YOUR OBJECTIVE:
Transcribe every record that appears below, exactly and in full.

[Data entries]
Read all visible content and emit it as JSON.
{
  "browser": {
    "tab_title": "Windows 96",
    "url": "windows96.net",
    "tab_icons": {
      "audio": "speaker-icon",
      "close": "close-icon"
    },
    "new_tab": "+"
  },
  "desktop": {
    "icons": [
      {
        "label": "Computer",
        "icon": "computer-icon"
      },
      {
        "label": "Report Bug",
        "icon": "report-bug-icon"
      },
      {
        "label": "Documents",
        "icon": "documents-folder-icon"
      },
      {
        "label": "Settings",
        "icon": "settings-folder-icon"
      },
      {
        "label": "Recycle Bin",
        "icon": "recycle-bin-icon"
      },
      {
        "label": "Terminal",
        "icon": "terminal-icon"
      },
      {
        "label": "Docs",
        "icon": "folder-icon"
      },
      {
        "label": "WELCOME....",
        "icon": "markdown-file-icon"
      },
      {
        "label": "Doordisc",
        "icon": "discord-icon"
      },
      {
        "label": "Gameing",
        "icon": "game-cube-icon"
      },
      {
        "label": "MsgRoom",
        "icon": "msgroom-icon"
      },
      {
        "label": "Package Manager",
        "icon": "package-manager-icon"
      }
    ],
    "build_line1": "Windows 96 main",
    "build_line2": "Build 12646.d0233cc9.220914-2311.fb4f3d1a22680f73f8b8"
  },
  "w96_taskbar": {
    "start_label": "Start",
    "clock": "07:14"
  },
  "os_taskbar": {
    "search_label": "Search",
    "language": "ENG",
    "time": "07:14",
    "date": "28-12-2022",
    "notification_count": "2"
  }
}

OUTPUT OF THE EXERCISE:
Read all visible content and emit it as JSON.
{
  "browser": {
    "tab_title": "Windows 96",
    "url": "windows96.net",
    "tab_icons": {
      "audio": "speaker-icon",
      "close": "close-icon"
    },
    "new_tab": "+"
  },
  "desktop": {
    "icons": [
      {
        "label": "Computer",
        "icon": "computer-icon"
      },
      {
        "label": "Report Bug",
        "icon": "report-bug-icon"
      },
      {
        "label": "Documents",
        "icon": "documents-folder-icon"
      },
      {
        "label": "Settings",
        "icon": "settings-folder-icon"
      },
      {
        "label": "Recycle Bin",
        "icon": "recycle-bin-icon"
      },
      {
        "label": "Terminal",
        "icon": "terminal-icon"
      },
      {
        "label": "Docs",
        "icon": "folder-icon"
      },
      {
        "label": "WELCOME....",
        "icon": "markdown-file-icon"
      },
      {
        "label": "Doordisc",
        "icon": "discord-icon"
      },
      {
        "label": "Gameing",
        "icon": "game-cube-icon"
      },
      {
        "label": "MsgRoom",
        "icon": "msgroom-icon"
      },
      {
        "label": "Package Manager",
        "icon": "package-manager-icon"
      }
    ],
    "build_line1": "Windows 96 main",
    "build_line2": "Build 12646.d0233cc9.220914-2311.fb4f3d1a22680f73f8b8"
  },
  "w96_taskbar": {
    "start_label": "Start",
    "clock": "07:14"
  },
  "os_taskbar": {
    "search_label": "Search",
    "language": "ENG",
    "time": "07:14",
    "date": "28-12-2022",
    "notification_count": "2"
  }
}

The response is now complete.